Problem to solve |
Wherever the word "text" occurs in the lines below, copy the whole line.
——
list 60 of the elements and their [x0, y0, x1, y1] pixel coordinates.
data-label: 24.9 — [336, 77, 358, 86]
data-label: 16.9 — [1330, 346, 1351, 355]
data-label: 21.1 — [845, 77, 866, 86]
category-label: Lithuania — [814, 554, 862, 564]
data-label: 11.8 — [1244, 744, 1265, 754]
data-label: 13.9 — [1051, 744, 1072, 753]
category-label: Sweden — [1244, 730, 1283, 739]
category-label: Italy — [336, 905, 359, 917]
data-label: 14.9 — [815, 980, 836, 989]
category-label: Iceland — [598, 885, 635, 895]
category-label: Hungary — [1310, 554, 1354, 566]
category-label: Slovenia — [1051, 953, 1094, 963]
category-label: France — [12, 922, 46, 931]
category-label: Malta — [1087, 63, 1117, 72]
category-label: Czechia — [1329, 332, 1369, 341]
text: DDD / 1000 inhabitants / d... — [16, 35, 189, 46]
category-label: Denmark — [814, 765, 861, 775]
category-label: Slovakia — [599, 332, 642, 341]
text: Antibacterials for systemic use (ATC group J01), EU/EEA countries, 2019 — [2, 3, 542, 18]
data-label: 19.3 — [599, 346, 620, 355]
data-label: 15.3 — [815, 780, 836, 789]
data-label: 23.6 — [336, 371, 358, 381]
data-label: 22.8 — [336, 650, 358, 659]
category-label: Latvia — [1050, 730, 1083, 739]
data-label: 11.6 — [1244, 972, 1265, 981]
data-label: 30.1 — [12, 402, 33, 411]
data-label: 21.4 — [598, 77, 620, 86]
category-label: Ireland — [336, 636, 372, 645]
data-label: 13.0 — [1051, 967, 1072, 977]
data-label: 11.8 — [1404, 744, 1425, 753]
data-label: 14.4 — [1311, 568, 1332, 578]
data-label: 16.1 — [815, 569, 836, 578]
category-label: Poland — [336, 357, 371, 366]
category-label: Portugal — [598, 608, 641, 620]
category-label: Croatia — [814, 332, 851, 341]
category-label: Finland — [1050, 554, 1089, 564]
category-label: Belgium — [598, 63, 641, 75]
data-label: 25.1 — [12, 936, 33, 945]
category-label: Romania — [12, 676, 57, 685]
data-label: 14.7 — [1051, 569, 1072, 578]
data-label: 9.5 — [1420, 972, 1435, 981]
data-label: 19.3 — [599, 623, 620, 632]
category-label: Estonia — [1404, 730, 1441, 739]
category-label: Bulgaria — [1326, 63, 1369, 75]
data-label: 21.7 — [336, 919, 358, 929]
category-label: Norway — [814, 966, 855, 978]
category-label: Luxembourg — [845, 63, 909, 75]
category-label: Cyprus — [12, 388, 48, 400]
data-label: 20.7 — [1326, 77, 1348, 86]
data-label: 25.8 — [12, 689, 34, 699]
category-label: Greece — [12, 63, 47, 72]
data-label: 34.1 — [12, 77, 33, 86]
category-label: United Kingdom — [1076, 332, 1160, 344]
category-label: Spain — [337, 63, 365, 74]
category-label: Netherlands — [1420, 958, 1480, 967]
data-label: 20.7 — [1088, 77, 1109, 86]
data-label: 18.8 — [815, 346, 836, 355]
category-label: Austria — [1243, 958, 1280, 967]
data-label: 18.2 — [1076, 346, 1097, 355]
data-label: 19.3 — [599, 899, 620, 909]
——
Exercise answer |
text: DDD / 1000 inhabitants / d... — [16, 35, 189, 46]
text: Antibacterials for systemic use (ATC group J01), EU/EEA countries, 2019 — [2, 3, 542, 18]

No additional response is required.